Exercise prompt:
Are you able to retype all the records below exactly?

[start]

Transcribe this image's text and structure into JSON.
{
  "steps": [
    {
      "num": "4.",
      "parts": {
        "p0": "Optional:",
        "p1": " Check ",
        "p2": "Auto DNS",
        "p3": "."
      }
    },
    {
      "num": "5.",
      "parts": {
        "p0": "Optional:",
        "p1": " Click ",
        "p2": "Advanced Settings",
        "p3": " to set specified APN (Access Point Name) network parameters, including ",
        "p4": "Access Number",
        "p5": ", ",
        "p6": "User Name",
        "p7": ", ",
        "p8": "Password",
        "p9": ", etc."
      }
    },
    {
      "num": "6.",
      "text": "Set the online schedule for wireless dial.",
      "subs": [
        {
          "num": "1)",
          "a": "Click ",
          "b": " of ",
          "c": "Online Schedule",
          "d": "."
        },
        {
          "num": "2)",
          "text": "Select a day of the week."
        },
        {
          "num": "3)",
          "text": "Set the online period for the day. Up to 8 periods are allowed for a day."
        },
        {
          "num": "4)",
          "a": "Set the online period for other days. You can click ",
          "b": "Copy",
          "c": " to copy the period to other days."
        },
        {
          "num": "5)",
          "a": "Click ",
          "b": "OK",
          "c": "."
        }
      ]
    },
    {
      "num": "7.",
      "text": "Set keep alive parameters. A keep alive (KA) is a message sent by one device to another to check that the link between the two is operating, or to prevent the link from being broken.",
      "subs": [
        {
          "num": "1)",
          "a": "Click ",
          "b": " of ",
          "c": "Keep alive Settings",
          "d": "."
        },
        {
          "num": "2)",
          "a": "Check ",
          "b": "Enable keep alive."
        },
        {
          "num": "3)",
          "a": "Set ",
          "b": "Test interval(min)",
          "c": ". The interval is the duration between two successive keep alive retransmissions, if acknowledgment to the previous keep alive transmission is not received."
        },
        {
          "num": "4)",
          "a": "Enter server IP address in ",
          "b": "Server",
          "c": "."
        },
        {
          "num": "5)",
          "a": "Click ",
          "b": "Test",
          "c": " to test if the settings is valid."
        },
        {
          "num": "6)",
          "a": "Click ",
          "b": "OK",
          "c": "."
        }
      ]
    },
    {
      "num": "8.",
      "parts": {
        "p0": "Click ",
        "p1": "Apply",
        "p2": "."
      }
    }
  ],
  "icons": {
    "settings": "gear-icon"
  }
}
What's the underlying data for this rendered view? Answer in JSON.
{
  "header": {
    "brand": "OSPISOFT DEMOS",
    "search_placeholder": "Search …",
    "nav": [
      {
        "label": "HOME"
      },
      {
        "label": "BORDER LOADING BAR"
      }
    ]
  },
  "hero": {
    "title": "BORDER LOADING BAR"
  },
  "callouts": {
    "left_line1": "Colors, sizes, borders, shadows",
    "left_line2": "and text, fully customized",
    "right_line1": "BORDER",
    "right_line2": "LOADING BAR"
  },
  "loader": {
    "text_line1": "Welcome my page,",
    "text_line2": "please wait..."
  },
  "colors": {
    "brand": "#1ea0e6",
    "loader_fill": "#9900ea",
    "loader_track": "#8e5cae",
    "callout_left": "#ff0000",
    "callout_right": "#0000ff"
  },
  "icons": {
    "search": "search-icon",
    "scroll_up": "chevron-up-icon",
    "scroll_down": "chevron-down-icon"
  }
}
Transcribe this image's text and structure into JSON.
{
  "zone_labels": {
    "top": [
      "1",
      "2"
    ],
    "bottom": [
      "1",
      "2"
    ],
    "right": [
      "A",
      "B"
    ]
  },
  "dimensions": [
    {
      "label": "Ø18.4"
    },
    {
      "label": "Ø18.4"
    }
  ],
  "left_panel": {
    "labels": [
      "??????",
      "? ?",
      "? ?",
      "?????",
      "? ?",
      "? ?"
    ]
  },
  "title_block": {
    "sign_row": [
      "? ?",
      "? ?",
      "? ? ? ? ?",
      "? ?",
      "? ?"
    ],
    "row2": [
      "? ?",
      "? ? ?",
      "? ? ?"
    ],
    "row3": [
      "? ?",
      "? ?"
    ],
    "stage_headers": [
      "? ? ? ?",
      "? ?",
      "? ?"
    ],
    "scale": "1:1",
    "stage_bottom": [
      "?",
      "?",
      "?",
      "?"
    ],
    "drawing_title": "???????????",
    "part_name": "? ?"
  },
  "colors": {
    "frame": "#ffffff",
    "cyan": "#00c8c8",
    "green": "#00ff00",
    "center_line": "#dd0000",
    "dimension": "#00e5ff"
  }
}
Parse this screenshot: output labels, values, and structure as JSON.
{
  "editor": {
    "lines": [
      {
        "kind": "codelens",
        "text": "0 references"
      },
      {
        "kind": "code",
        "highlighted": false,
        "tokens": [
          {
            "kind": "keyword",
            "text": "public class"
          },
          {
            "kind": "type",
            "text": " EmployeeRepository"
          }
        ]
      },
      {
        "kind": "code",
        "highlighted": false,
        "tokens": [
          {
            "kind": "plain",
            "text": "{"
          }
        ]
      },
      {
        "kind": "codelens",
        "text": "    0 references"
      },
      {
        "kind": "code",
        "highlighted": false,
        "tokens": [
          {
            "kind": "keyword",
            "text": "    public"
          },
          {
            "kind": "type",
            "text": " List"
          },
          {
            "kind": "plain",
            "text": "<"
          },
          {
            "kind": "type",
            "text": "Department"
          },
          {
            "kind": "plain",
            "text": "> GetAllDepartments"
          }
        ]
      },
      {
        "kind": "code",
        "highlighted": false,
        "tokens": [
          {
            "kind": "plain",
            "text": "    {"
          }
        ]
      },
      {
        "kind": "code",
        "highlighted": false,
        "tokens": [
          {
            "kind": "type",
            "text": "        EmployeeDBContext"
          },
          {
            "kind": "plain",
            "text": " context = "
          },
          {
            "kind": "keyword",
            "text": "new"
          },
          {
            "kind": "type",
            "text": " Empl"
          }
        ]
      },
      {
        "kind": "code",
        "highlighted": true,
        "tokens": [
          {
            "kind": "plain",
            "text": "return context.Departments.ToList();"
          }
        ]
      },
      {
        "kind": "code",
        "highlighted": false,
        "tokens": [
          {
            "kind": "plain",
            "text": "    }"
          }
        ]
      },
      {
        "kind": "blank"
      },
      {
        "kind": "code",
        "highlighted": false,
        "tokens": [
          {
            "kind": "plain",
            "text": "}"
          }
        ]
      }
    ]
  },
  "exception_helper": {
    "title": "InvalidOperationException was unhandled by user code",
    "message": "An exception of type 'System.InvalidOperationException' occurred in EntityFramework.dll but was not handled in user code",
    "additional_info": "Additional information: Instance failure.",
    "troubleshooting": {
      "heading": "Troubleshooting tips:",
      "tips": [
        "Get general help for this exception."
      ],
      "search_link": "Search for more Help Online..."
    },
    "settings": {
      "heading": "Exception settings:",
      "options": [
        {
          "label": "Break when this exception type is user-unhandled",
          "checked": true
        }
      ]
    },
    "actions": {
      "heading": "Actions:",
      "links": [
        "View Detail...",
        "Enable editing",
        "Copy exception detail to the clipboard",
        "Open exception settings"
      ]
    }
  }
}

[end]

Response to the exercise:
Transcribe this image's text and structure into JSON.
{
  "steps": [
    {
      "num": "4.",
      "parts": {
        "p0": "Optional:",
        "p1": " Check ",
        "p2": "Auto DNS",
        "p3": "."
      }
    },
    {
      "num": "5.",
      "parts": {
        "p0": "Optional:",
        "p1": " Click ",
        "p2": "Advanced Settings",
        "p3": " to set specified APN (Access Point Name) network parameters, including ",
        "p4": "Access Number",
        "p5": ", ",
        "p6": "User Name",
        "p7": ", ",
        "p8": "Password",
        "p9": ", etc."
      }
    },
    {
      "num": "6.",
      "text": "Set the online schedule for wireless dial.",
      "subs": [
        {
          "num": "1)",
          "a": "Click ",
          "b": " of ",
          "c": "Online Schedule",
          "d": "."
        },
        {
          "num": "2)",
          "text": "Select a day of the week."
        },
        {
          "num": "3)",
          "text": "Set the online period for the day. Up to 8 periods are allowed for a day."
        },
        {
          "num": "4)",
          "a": "Set the online period for other days. You can click ",
          "b": "Copy",
          "c": " to copy the period to other days."
        },
        {
          "num": "5)",
          "a": "Click ",
          "b": "OK",
          "c": "."
        }
      ]
    },
    {
      "num": "7.",
      "text": "Set keep alive parameters. A keep alive (KA) is a message sent by one device to another to check that the link between the two is operating, or to prevent the link from being broken.",
      "subs": [
        {
          "num": "1)",
          "a": "Click ",
          "b": " of ",
          "c": "Keep alive Settings",
          "d": "."
        },
        {
          "num": "2)",
          "a": "Check ",
          "b": "Enable keep alive."
        },
        {
          "num": "3)",
          "a": "Set ",
          "b": "Test interval(min)",
          "c": ". The interval is the duration between two successive keep alive retransmissions, if acknowledgment to the previous keep alive transmission is not received."
        },
        {
          "num": "4)",
          "a": "Enter server IP address in ",
          "b": "Server",
          "c": "."
        },
        {
          "num": "5)",
          "a": "Click ",
          "b": "Test",
          "c": " to test if the settings is valid."
        },
        {
          "num": "6)",
          "a": "Click ",
          "b": "OK",
          "c": "."
        }
      ]
    },
    {
      "num": "8.",
      "parts": {
        "p0": "Click ",
        "p1": "Apply",
        "p2": "."
      }
    }
  ],
  "icons": {
    "settings": "gear-icon"
  }
}
What's the underlying data for this rendered view? Answer in JSON.
{
  "header": {
    "brand": "OSPISOFT DEMOS",
    "search_placeholder": "Search …",
    "nav": [
      {
        "label": "HOME"
      },
      {
        "label": "BORDER LOADING BAR"
      }
    ]
  },
  "hero": {
    "title": "BORDER LOADING BAR"
  },
  "callouts": {
    "left_line1": "Colors, sizes, borders, shadows",
    "left_line2": "and text, fully customized",
    "right_line1": "BORDER",
    "right_line2": "LOADING BAR"
  },
  "loader": {
    "text_line1": "Welcome my page,",
    "text_line2": "please wait..."
  },
  "colors": {
    "brand": "#1ea0e6",
    "loader_fill": "#9900ea",
    "loader_track": "#8e5cae",
    "callout_left": "#ff0000",
    "callout_right": "#0000ff"
  },
  "icons": {
    "search": "search-icon",
    "scroll_up": "chevron-up-icon",
    "scroll_down": "chevron-down-icon"
  }
}
Transcribe this image's text and structure into JSON.
{
  "zone_labels": {
    "top": [
      "1",
      "2"
    ],
    "bottom": [
      "1",
      "2"
    ],
    "right": [
      "A",
      "B"
    ]
  },
  "dimensions": [
    {
      "label": "Ø18.4"
    },
    {
      "label": "Ø18.4"
    }
  ],
  "left_panel": {
    "labels": [
      "??????",
      "? ?",
      "? ?",
      "?????",
      "? ?",
      "? ?"
    ]
  },
  "title_block": {
    "sign_row": [
      "? ?",
      "? ?",
      "? ? ? ? ?",
      "? ?",
      "? ?"
    ],
    "row2": [
      "? ?",
      "? ? ?",
      "? ? ?"
    ],
    "row3": [
      "? ?",
      "? ?"
    ],
    "stage_headers": [
      "? ? ? ?",
      "? ?",
      "? ?"
    ],
    "scale": "1:1",
    "stage_bottom": [
      "?",
      "?",
      "?",
      "?"
    ],
    "drawing_title": "???????????",
    "part_name": "? ?"
  },
  "colors": {
    "frame": "#ffffff",
    "cyan": "#00c8c8",
    "green": "#00ff00",
    "center_line": "#dd0000",
    "dimension": "#00e5ff"
  }
}
Parse this screenshot: output labels, values, and structure as JSON.
{
  "editor": {
    "lines": [
      {
        "kind": "codelens",
        "text": "0 references"
      },
      {
        "kind": "code",
        "highlighted": false,
        "tokens": [
          {
            "kind": "keyword",
            "text": "public class"
          },
          {
            "kind": "type",
            "text": " EmployeeRepository"
          }
        ]
      },
      {
        "kind": "code",
        "highlighted": false,
        "tokens": [
          {
            "kind": "plain",
            "text": "{"
          }
        ]
      },
      {
        "kind": "codelens",
        "text": "    0 references"
      },
      {
        "kind": "code",
        "highlighted": false,
        "tokens": [
          {
            "kind": "keyword",
            "text": "    public"
          },
          {
            "kind": "type",
            "text": " List"
          },
          {
            "kind": "plain",
            "text": "<"
          },
          {
            "kind": "type",
            "text": "Department"
          },
          {
            "kind": "plain",
            "text": "> GetAllDepartments"
          }
        ]
      },
      {
        "kind": "code",
        "highlighted": false,
        "tokens": [
          {
            "kind": "plain",
            "text": "    {"
          }
        ]
      },
      {
        "kind": "code",
        "highlighted": false,
        "tokens": [
          {
            "kind": "type",
            "text": "        EmployeeDBContext"
          },
          {
            "kind": "plain",
            "text": " context = "
          },
          {
            "kind": "keyword",
            "text": "new"
          },
          {
            "kind": "type",
            "text": " Empl"
          }
        ]
      },
      {
        "kind": "code",
        "highlighted": true,
        "tokens": [
          {
            "kind": "plain",
            "text": "return context.Departments.ToList();"
          }
        ]
      },
      {
        "kind": "code",
        "highlighted": false,
        "tokens": [
          {
            "kind": "plain",
            "text": "    }"
          }
        ]
      },
      {
        "kind": "blank"
      },
      {
        "kind": "code",
        "highlighted": false,
        "tokens": [
          {
            "kind": "plain",
            "text": "}"
          }
        ]
      }
    ]
  },
  "exception_helper": {
    "title": "InvalidOperationException was unhandled by user code",
    "message": "An exception of type 'System.InvalidOperationException' occurred in EntityFramework.dll but was not handled in user code",
    "additional_info": "Additional information: Instance failure.",
    "troubleshooting": {
      "heading": "Troubleshooting tips:",
      "tips": [
        "Get general help for this exception."
      ],
      "search_link": "Search for more Help Online..."
    },
    "settings": {
      "heading": "Exception settings:",
      "options": [
        {
          "label": "Break when this exception type is user-unhandled",
          "checked": true
        }
      ]
    },
    "actions": {
      "heading": "Actions:",
      "links": [
        "View Detail...",
        "Enable editing",
        "Copy exception detail to the clipboard",
        "Open exception settings"
      ]
    }
  }
}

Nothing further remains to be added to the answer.